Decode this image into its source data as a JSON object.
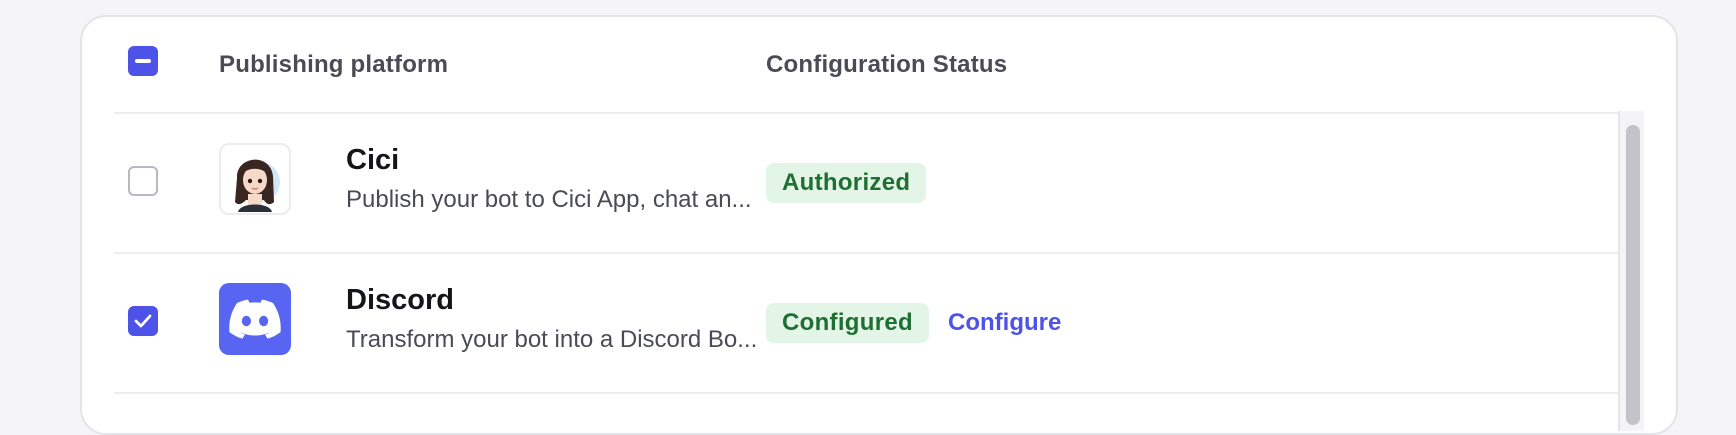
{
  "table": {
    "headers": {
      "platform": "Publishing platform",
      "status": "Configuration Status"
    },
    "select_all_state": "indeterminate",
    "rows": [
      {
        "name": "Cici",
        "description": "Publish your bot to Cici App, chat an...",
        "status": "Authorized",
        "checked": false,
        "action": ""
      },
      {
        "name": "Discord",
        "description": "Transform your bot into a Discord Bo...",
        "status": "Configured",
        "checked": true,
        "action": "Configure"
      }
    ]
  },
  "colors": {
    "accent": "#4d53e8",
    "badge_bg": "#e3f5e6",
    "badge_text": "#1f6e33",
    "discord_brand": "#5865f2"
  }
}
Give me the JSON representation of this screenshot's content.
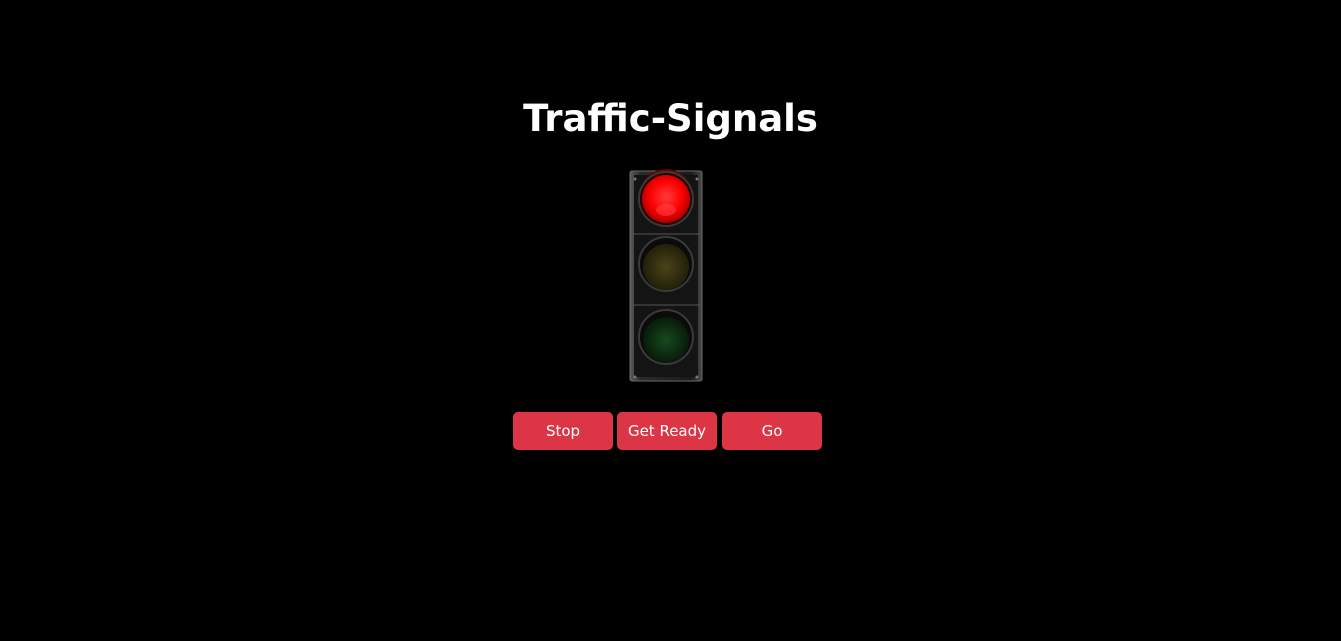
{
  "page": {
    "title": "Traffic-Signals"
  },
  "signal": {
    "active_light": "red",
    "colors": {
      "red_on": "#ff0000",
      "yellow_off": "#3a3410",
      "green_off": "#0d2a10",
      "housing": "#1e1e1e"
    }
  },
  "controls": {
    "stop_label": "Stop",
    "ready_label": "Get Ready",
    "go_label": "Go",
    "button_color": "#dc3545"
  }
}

---

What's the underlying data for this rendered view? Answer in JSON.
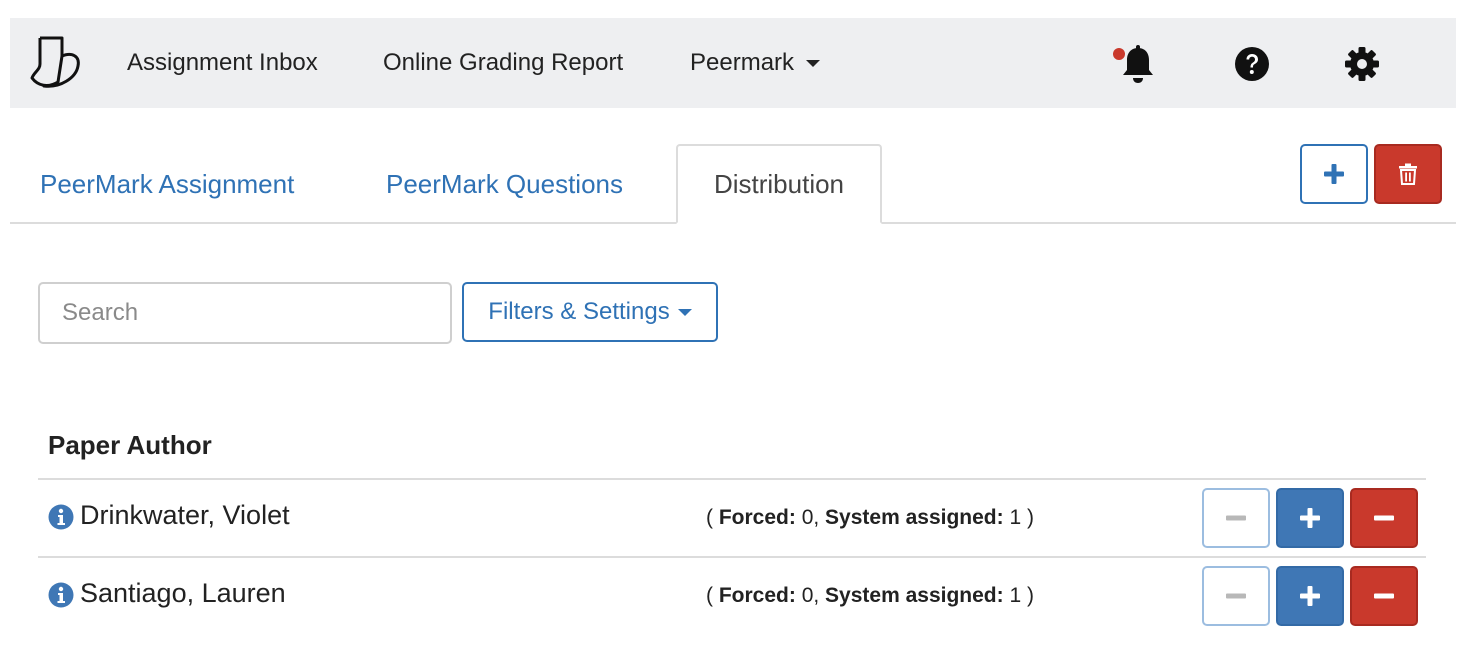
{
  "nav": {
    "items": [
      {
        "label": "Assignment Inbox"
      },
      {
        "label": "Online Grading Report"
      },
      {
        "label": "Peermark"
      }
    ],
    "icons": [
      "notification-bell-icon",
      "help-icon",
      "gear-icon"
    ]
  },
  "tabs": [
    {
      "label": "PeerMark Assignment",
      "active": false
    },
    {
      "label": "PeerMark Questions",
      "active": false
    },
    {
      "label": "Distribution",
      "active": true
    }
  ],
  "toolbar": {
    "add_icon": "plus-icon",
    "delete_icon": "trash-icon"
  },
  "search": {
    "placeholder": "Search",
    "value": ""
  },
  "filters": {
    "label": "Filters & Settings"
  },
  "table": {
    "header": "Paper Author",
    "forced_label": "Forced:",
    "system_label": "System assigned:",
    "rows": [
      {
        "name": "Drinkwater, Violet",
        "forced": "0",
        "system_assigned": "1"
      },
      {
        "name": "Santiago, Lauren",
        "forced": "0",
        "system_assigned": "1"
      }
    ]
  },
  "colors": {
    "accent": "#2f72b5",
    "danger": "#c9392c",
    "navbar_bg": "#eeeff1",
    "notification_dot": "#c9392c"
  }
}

Aim. Identify each line containing the string "description" and copy it out.

Solution for this task.
        "description": "Publish your bot to Cici App, chat an...",
        "description": "Transform your bot into a Discord Bo...",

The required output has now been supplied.